A block of data:
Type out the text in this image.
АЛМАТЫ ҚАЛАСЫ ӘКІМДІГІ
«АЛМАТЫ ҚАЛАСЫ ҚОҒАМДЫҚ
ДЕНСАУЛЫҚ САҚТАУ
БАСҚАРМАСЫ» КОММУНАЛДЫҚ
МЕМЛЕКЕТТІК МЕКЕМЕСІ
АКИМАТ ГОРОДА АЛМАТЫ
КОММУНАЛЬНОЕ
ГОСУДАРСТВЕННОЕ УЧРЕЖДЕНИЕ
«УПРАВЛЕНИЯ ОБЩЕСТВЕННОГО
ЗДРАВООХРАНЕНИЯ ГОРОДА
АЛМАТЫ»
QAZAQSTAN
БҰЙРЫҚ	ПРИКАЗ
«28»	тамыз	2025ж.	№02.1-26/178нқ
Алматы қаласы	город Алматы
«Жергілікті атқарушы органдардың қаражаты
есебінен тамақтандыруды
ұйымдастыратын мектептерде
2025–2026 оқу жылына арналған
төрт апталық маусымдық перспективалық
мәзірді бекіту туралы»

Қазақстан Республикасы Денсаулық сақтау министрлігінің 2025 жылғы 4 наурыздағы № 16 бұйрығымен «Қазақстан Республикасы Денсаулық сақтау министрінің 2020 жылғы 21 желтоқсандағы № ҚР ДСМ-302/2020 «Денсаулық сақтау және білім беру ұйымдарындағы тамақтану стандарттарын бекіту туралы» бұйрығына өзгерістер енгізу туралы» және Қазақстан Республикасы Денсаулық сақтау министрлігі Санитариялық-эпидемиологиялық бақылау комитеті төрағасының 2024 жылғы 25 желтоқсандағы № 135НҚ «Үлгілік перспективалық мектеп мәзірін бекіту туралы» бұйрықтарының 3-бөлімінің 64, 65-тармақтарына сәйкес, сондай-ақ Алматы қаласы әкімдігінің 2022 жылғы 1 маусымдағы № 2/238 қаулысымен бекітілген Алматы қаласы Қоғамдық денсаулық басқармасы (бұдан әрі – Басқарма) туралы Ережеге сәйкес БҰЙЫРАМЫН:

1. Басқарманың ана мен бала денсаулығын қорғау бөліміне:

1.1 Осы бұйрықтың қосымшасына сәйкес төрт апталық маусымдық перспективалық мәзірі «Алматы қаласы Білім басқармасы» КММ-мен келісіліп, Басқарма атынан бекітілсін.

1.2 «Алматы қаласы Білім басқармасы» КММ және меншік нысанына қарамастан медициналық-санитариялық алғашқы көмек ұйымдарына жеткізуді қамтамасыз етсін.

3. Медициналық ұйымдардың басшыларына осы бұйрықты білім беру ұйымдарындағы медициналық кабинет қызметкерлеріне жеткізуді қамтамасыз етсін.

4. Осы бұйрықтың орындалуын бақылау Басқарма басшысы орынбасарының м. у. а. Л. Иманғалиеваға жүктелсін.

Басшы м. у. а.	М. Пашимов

- _STATED TASK_:
Each line above is to be repeated exactly.

- _ANSWER TO THIS TASK_:
Type out the text in this image.
АЛМАТЫ ҚАЛАСЫ ӘКІМДІГІ
«АЛМАТЫ ҚАЛАСЫ ҚОҒАМДЫҚ
ДЕНСАУЛЫҚ САҚТАУ
БАСҚАРМАСЫ» КОММУНАЛДЫҚ
МЕМЛЕКЕТТІК МЕКЕМЕСІ
АКИМАТ ГОРОДА АЛМАТЫ
КОММУНАЛЬНОЕ
ГОСУДАРСТВЕННОЕ УЧРЕЖДЕНИЕ
«УПРАВЛЕНИЯ ОБЩЕСТВЕННОГО
ЗДРАВООХРАНЕНИЯ ГОРОДА
АЛМАТЫ»
QAZAQSTAN
БҰЙРЫҚ	ПРИКАЗ
«28»	тамыз	2025ж.	№02.1-26/178нқ
Алматы қаласы	город Алматы
«Жергілікті атқарушы органдардың қаражаты
есебінен тамақтандыруды
ұйымдастыратын мектептерде
2025–2026 оқу жылына арналған
төрт апталық маусымдық перспективалық
мәзірді бекіту туралы»

Қазақстан Республикасы Денсаулық сақтау министрлігінің 2025 жылғы 4 наурыздағы № 16 бұйрығымен «Қазақстан Республикасы Денсаулық сақтау министрінің 2020 жылғы 21 желтоқсандағы № ҚР ДСМ-302/2020 «Денсаулық сақтау және білім беру ұйымдарындағы тамақтану стандарттарын бекіту туралы» бұйрығына өзгерістер енгізу туралы» және Қазақстан Республикасы Денсаулық сақтау министрлігі Санитариялық-эпидемиологиялық бақылау комитеті төрағасының 2024 жылғы 25 желтоқсандағы № 135НҚ «Үлгілік перспективалық мектеп мәзірін бекіту туралы» бұйрықтарының 3-бөлімінің 64, 65-тармақтарына сәйкес, сондай-ақ Алматы қаласы әкімдігінің 2022 жылғы 1 маусымдағы № 2/238 қаулысымен бекітілген Алматы қаласы Қоғамдық денсаулық басқармасы (бұдан әрі – Басқарма) туралы Ережеге сәйкес БҰЙЫРАМЫН:

1. Басқарманың ана мен бала денсаулығын қорғау бөліміне:

1.1 Осы бұйрықтың қосымшасына сәйкес төрт апталық маусымдық перспективалық мәзірі «Алматы қаласы Білім басқармасы» КММ-мен келісіліп, Басқарма атынан бекітілсін.

1.2 «Алматы қаласы Білім басқармасы» КММ және меншік нысанына қарамастан медициналық-санитариялық алғашқы көмек ұйымдарына жеткізуді қамтамасыз етсін.

3. Медициналық ұйымдардың басшыларына осы бұйрықты білім беру ұйымдарындағы медициналық кабинет қызметкерлеріне жеткізуді қамтамасыз етсін.

4. Осы бұйрықтың орындалуын бақылау Басқарма басшысы орынбасарының м. у. а. Л. Иманғалиеваға жүктелсін.

Басшы м. у. а.	М. Пашимов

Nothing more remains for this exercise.